● Given instruction:
Count lines with the string "type" in them. State the number alone.

Records from a dataset:
---
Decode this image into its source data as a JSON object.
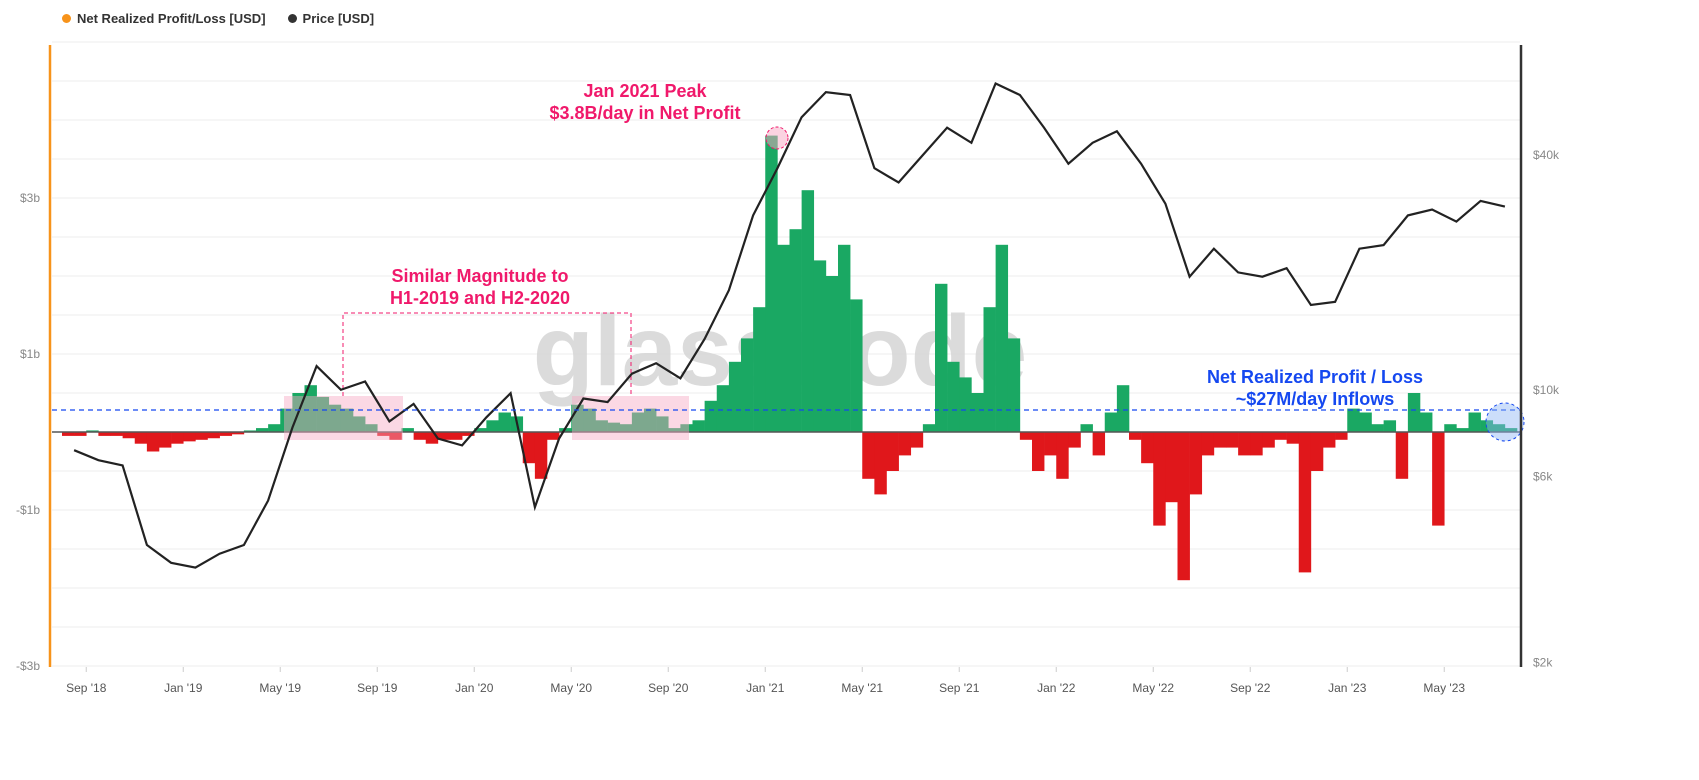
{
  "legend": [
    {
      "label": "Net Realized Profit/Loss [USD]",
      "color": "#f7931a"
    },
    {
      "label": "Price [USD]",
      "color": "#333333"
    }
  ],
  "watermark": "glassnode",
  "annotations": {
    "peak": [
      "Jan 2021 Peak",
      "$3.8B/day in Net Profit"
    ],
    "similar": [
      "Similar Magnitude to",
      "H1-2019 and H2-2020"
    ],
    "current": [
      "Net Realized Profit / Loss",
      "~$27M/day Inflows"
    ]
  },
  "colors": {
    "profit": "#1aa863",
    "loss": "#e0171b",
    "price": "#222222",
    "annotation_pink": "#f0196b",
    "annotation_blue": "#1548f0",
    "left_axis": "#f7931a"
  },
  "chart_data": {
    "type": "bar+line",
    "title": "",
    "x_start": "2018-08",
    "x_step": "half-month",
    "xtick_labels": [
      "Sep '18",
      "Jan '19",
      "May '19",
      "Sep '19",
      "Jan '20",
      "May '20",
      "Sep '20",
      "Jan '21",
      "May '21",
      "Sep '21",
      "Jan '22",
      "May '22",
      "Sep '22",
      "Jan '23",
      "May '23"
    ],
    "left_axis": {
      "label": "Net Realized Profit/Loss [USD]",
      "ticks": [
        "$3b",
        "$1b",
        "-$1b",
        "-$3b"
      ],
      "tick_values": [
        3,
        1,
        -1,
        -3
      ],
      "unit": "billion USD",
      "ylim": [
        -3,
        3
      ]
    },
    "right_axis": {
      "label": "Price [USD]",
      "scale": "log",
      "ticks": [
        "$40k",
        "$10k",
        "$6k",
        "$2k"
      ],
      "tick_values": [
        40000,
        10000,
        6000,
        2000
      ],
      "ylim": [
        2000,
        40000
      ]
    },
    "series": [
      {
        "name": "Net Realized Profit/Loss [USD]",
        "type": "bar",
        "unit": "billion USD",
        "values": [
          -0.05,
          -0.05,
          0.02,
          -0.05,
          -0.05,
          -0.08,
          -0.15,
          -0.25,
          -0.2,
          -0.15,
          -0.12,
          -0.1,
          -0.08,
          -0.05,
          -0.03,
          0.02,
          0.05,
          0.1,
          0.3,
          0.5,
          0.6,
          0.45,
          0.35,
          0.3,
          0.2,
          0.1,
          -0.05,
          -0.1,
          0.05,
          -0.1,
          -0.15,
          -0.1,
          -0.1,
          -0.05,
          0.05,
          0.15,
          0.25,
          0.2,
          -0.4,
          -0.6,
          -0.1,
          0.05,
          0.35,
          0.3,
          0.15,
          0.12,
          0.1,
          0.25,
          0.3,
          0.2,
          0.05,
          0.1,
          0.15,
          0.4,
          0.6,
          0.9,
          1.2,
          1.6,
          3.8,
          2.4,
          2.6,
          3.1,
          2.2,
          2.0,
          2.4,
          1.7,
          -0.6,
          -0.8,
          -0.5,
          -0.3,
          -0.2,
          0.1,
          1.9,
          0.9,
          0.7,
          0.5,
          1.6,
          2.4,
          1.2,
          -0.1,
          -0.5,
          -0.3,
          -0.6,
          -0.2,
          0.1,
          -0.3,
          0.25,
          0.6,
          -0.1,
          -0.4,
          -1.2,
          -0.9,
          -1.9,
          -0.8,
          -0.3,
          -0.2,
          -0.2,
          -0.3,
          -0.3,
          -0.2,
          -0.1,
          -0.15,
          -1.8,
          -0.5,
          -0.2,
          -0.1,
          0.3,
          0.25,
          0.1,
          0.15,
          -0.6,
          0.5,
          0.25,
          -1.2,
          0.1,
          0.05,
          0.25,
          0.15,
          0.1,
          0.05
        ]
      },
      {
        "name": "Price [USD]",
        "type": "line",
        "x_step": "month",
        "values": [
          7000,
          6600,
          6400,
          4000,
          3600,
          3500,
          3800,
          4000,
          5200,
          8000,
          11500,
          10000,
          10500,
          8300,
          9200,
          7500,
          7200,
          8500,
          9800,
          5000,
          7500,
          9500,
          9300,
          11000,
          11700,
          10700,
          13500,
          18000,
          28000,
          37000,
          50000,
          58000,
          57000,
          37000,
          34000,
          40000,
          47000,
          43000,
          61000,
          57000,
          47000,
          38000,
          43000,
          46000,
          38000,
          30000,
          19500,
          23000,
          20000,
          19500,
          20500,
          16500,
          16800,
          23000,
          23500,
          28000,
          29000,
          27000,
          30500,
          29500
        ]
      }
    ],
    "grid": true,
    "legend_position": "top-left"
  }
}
---
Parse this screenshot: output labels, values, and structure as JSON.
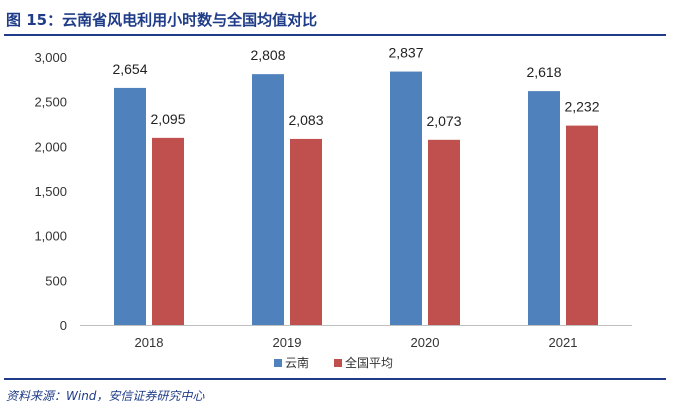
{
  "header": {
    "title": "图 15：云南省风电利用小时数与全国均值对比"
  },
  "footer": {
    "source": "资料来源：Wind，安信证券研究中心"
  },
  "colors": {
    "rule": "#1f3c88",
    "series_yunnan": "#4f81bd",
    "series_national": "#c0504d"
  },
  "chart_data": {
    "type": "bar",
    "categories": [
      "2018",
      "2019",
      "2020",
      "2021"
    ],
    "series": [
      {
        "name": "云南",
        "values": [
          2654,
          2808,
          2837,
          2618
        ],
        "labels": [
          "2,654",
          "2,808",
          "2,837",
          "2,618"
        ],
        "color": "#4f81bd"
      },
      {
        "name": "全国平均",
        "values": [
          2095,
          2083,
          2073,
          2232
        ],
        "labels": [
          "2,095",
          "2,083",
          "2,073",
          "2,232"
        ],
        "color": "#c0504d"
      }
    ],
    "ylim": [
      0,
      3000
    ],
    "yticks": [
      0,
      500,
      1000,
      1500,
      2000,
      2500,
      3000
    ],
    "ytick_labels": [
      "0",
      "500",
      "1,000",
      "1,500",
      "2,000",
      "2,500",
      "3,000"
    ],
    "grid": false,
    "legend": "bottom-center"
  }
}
---
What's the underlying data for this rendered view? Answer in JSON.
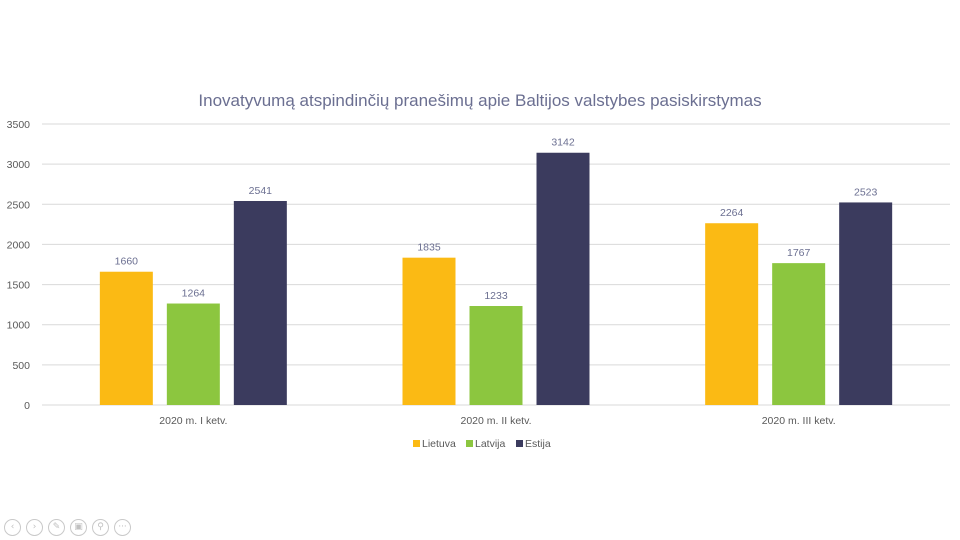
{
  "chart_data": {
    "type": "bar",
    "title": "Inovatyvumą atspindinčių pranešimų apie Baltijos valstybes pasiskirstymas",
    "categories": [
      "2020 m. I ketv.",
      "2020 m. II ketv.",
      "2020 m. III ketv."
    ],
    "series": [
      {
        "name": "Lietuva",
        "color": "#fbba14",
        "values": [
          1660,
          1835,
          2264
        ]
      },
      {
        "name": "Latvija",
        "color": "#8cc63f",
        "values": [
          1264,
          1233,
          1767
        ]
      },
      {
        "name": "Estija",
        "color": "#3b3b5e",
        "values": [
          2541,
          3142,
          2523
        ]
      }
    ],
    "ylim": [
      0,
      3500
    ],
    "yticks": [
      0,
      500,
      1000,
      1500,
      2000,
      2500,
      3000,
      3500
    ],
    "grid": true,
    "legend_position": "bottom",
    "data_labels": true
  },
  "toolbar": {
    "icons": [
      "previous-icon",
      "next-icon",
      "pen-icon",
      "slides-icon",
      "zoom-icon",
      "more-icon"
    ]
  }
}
---
● Written reply:
5